- _Data records_:

+ + + + + + +

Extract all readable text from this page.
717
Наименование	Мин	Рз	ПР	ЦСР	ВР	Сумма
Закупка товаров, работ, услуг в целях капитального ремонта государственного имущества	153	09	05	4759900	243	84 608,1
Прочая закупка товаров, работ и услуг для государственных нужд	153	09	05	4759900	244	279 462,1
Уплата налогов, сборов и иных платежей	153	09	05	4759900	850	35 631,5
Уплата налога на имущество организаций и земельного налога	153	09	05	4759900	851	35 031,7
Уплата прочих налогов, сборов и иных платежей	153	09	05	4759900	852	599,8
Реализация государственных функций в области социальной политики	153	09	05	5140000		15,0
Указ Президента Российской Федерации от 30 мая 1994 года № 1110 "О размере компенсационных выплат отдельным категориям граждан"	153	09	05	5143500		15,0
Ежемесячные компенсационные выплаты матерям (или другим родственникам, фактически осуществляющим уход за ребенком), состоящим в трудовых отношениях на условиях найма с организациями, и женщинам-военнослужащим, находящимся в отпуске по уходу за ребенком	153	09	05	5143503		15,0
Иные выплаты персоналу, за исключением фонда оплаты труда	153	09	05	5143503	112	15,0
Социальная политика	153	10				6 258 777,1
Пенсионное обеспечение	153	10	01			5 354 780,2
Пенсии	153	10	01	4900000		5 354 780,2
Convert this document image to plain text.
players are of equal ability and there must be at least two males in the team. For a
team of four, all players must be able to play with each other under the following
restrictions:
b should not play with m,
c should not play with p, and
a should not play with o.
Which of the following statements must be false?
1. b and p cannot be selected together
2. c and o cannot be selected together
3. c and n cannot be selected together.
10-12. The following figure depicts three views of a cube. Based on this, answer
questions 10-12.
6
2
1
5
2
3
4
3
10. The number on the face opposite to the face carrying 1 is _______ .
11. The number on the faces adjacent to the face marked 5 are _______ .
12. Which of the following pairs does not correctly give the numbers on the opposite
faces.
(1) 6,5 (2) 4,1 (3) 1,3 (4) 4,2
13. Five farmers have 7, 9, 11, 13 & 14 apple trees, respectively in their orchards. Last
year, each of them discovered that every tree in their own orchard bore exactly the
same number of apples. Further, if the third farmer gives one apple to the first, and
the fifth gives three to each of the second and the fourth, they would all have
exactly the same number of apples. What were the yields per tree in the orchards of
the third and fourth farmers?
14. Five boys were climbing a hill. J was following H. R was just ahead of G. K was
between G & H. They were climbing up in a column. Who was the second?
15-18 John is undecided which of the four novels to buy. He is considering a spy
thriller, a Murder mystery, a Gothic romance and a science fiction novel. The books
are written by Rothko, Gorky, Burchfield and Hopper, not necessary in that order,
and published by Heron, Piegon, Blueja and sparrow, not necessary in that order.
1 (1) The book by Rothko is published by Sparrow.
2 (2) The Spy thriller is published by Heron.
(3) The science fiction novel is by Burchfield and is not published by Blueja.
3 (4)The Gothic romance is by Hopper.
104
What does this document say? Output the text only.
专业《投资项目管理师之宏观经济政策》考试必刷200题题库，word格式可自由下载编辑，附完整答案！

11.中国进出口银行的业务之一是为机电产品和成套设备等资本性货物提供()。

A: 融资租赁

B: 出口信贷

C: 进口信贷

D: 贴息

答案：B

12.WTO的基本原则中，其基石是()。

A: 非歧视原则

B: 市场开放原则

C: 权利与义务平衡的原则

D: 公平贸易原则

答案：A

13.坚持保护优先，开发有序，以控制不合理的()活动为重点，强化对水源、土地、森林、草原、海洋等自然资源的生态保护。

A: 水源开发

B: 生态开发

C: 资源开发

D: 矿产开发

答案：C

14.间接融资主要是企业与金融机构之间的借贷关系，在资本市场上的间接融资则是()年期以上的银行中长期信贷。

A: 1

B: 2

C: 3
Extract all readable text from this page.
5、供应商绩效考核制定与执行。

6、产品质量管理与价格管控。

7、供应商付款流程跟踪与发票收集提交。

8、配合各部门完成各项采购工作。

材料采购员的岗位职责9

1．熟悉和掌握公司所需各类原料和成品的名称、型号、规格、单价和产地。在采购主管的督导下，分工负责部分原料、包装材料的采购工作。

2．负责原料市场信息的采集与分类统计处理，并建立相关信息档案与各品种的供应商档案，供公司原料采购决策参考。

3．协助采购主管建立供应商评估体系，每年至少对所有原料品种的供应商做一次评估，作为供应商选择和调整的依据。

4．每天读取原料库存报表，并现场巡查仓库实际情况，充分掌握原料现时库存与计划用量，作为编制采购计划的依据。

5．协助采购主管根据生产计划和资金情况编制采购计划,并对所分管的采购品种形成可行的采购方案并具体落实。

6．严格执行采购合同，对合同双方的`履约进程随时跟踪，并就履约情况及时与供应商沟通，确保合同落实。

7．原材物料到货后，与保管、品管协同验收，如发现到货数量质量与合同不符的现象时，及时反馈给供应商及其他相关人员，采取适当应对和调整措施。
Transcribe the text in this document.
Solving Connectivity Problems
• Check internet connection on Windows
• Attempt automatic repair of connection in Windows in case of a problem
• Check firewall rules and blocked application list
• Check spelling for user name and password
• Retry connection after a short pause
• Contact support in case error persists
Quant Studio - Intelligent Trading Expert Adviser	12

+ + + + + + +

- _PROBLEM STATEMENT_:
Look for lines containing the string "Five" and copy them all.

- _RESULT BELOW_:
13. Five farmers have 7, 9, 11, 13 & 14 apple trees, respectively in their orchards. Last
14. Five boys were climbing a hill. J was following H. R was just ahead of G. K was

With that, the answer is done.